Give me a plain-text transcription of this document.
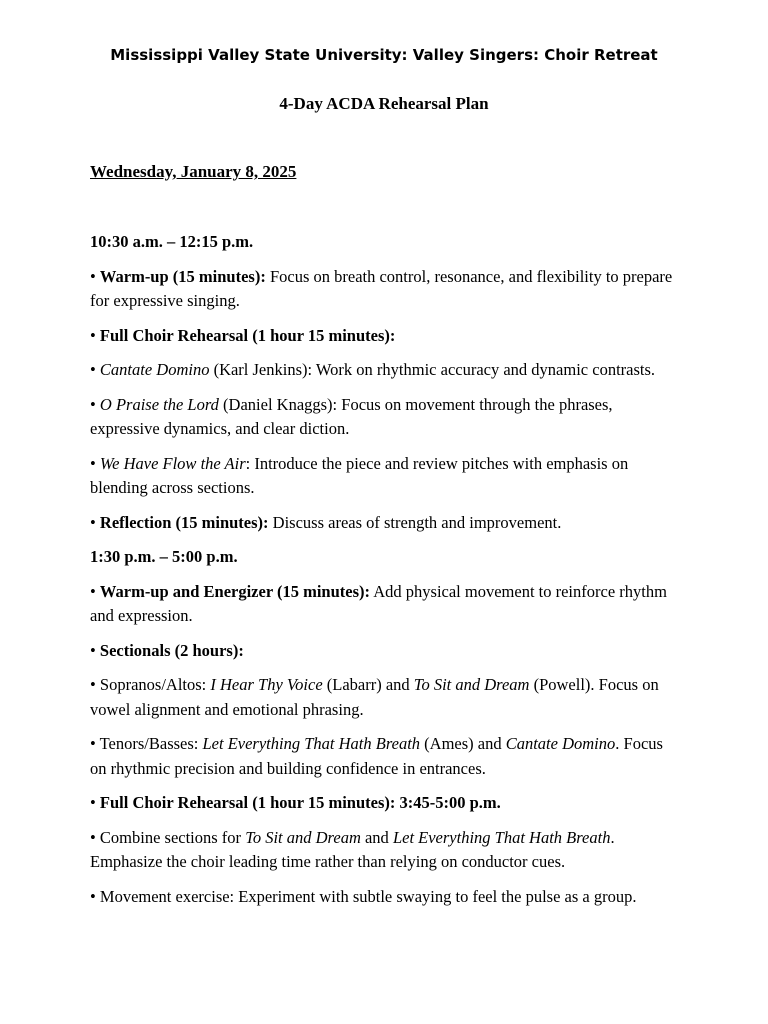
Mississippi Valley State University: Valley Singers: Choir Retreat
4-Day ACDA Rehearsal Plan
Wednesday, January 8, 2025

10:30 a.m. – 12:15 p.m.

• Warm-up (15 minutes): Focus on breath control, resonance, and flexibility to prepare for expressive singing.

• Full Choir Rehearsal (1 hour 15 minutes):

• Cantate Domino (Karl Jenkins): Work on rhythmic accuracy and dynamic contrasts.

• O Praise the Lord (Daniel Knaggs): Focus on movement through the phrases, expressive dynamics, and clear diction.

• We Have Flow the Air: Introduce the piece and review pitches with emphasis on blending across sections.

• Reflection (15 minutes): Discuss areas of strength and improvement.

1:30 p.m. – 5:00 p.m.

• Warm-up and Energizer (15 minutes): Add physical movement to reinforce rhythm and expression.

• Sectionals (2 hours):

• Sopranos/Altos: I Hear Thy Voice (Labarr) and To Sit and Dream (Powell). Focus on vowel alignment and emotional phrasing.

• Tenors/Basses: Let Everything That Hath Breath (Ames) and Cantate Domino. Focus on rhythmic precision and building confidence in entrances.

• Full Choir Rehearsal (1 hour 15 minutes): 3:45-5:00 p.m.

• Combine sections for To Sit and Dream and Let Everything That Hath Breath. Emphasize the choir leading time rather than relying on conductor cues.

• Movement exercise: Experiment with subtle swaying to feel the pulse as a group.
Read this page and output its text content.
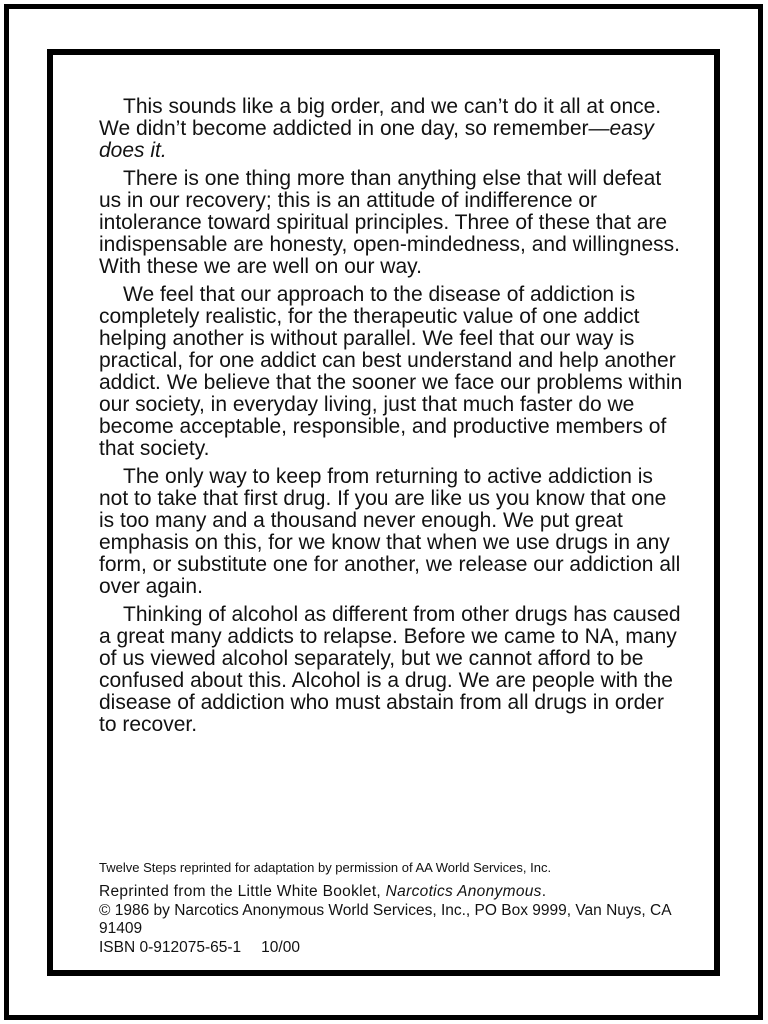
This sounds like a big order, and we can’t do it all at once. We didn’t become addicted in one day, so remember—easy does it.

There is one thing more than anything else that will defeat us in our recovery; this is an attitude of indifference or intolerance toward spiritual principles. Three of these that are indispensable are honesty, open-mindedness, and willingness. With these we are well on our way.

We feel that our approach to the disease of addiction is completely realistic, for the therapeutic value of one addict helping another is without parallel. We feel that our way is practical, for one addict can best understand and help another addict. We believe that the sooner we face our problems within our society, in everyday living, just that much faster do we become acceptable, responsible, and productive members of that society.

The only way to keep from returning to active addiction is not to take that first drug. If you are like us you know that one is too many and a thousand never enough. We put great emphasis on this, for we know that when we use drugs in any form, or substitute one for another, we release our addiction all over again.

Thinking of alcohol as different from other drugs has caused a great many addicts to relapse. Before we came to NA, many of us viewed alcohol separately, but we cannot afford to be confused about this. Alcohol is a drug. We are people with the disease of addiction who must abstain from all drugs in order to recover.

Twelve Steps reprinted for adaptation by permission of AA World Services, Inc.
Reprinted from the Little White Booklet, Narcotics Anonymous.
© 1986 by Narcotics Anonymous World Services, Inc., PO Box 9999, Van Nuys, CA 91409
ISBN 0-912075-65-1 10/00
################
REQUIREMENT>
Except for the pictures, copy the material above exactly.

REPLY>
Give me a plain-text transcription of this document.
Mississippi Valley State University: Valley Singers: Choir Retreat
4-Day ACDA Rehearsal Plan
Wednesday, January 8, 2025

10:30 a.m. – 12:15 p.m.

• Warm-up (15 minutes): Focus on breath control, resonance, and flexibility to prepare for expressive singing.

• Full Choir Rehearsal (1 hour 15 minutes):

• Cantate Domino (Karl Jenkins): Work on rhythmic accuracy and dynamic contrasts.

• O Praise the Lord (Daniel Knaggs): Focus on movement through the phrases, expressive dynamics, and clear diction.

• We Have Flow the Air: Introduce the piece and review pitches with emphasis on blending across sections.

• Reflection (15 minutes): Discuss areas of strength and improvement.

1:30 p.m. – 5:00 p.m.

• Warm-up and Energizer (15 minutes): Add physical movement to reinforce rhythm and expression.

• Sectionals (2 hours):

• Sopranos/Altos: I Hear Thy Voice (Labarr) and To Sit and Dream (Powell). Focus on vowel alignment and emotional phrasing.

• Tenors/Basses: Let Everything That Hath Breath (Ames) and Cantate Domino. Focus on rhythmic precision and building confidence in entrances.

• Full Choir Rehearsal (1 hour 15 minutes): 3:45-5:00 p.m.

• Combine sections for To Sit and Dream and Let Everything That Hath Breath. Emphasize the choir leading time rather than relying on conductor cues.

• Movement exercise: Experiment with subtle swaying to feel the pulse as a group.
Read this page and output its text content.
This sounds like a big order, and we can’t do it all at once. We didn’t become addicted in one day, so remember—easy does it.

There is one thing more than anything else that will defeat us in our recovery; this is an attitude of indifference or intolerance toward spiritual principles. Three of these that are indispensable are honesty, open-mindedness, and willingness. With these we are well on our way.

We feel that our approach to the disease of addiction is completely realistic, for the therapeutic value of one addict helping another is without parallel. We feel that our way is practical, for one addict can best understand and help another addict. We believe that the sooner we face our problems within our society, in everyday living, just that much faster do we become acceptable, responsible, and productive members of that society.

The only way to keep from returning to active addiction is not to take that first drug. If you are like us you know that one is too many and a thousand never enough. We put great emphasis on this, for we know that when we use drugs in any form, or substitute one for another, we release our addiction all over again.

Thinking of alcohol as different from other drugs has caused a great many addicts to relapse. Before we came to NA, many of us viewed alcohol separately, but we cannot afford to be confused about this. Alcohol is a drug. We are people with the disease of addiction who must abstain from all drugs in order to recover.

Twelve Steps reprinted for adaptation by permission of AA World Services, Inc.
Reprinted from the Little White Booklet, Narcotics Anonymous.
© 1986 by Narcotics Anonymous World Services, Inc., PO Box 9999, Van Nuys, CA 91409
ISBN 0-912075-65-1 10/00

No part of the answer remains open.